-- Begin Records to process --
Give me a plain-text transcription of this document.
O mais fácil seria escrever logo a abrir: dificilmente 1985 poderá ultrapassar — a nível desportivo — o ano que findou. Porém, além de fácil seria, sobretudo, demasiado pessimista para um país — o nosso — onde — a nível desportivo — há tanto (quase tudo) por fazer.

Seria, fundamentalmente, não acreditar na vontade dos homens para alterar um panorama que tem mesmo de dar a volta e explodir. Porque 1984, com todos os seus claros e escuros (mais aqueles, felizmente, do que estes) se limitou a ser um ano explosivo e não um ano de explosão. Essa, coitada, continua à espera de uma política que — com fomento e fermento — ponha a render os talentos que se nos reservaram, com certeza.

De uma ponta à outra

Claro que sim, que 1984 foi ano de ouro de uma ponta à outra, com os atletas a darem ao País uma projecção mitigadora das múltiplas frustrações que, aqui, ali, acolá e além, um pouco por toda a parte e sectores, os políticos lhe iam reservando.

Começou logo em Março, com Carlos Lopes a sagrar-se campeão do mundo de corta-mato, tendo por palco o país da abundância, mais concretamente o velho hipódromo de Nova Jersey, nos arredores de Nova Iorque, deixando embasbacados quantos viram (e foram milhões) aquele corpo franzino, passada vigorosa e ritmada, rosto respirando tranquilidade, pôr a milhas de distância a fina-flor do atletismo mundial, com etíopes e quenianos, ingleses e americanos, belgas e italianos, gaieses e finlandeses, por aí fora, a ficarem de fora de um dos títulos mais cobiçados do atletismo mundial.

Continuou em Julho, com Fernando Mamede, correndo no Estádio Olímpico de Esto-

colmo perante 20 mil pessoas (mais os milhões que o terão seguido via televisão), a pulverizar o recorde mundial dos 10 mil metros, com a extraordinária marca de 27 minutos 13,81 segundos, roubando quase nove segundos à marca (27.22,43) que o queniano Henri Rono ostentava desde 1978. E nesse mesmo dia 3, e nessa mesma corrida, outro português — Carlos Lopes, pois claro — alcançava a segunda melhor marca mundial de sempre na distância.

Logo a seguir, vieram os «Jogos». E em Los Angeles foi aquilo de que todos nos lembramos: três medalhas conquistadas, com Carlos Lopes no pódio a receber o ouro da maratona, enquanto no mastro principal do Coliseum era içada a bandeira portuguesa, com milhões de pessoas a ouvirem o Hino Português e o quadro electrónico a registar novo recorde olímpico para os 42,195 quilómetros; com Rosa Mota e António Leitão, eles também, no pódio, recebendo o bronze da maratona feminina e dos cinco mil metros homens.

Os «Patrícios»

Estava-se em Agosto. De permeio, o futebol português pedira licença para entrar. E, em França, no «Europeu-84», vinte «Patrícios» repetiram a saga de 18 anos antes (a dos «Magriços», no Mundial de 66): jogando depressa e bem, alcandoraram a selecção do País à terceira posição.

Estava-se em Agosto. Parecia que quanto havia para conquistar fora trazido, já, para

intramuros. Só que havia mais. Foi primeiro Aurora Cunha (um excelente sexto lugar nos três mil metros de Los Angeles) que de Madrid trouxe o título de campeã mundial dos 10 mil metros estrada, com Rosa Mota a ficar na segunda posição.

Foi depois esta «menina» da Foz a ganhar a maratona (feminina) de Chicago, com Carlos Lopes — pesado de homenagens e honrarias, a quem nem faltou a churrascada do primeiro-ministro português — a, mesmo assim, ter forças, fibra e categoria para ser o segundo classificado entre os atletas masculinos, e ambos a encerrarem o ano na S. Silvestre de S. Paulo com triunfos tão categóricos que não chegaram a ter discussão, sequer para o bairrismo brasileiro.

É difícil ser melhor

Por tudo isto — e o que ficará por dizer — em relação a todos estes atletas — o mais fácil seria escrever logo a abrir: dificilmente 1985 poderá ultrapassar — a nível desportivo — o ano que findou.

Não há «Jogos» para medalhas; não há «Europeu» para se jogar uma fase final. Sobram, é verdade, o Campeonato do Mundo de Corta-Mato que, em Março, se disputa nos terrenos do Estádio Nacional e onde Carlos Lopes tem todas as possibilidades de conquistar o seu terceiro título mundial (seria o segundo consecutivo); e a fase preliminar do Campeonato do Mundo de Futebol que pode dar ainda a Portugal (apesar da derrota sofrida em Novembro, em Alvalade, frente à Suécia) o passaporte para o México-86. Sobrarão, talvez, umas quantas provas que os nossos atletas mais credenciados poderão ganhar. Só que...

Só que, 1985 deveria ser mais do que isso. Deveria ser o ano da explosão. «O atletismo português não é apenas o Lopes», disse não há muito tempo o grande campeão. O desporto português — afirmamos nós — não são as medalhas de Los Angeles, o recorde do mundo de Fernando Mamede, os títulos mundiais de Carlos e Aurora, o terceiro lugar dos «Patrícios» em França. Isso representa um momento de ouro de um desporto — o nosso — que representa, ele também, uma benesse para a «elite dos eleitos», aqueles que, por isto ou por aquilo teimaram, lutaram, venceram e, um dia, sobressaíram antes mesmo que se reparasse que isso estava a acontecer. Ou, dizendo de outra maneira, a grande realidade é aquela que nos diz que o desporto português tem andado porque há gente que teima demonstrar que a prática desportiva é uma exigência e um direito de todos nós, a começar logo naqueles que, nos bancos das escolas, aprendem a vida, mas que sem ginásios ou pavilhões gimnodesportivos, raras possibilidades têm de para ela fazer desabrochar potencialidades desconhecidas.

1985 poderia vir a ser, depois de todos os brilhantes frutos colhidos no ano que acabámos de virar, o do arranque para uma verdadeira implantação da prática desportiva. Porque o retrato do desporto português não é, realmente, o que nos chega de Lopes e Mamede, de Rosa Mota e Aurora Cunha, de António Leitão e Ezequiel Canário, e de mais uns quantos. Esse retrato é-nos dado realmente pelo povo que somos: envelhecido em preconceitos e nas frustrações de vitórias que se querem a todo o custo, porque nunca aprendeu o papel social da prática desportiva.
-- End Records to process --
== Problem to work on ==
Return every line holding the word "havia" from the records.

== Exercise solution ==
Estava-se em Agosto. Parecia que quanto havia para conquistar fora trazido, já, para
intramuros. Só que havia mais. Foi primeiro Aurora Cunha (um excelente sexto lugar nos três mil metros de Los Angeles) que de Madrid trouxe o título de campeã mundial dos 10 mil metros estrada, com Rosa Mota a ficar na segunda posição.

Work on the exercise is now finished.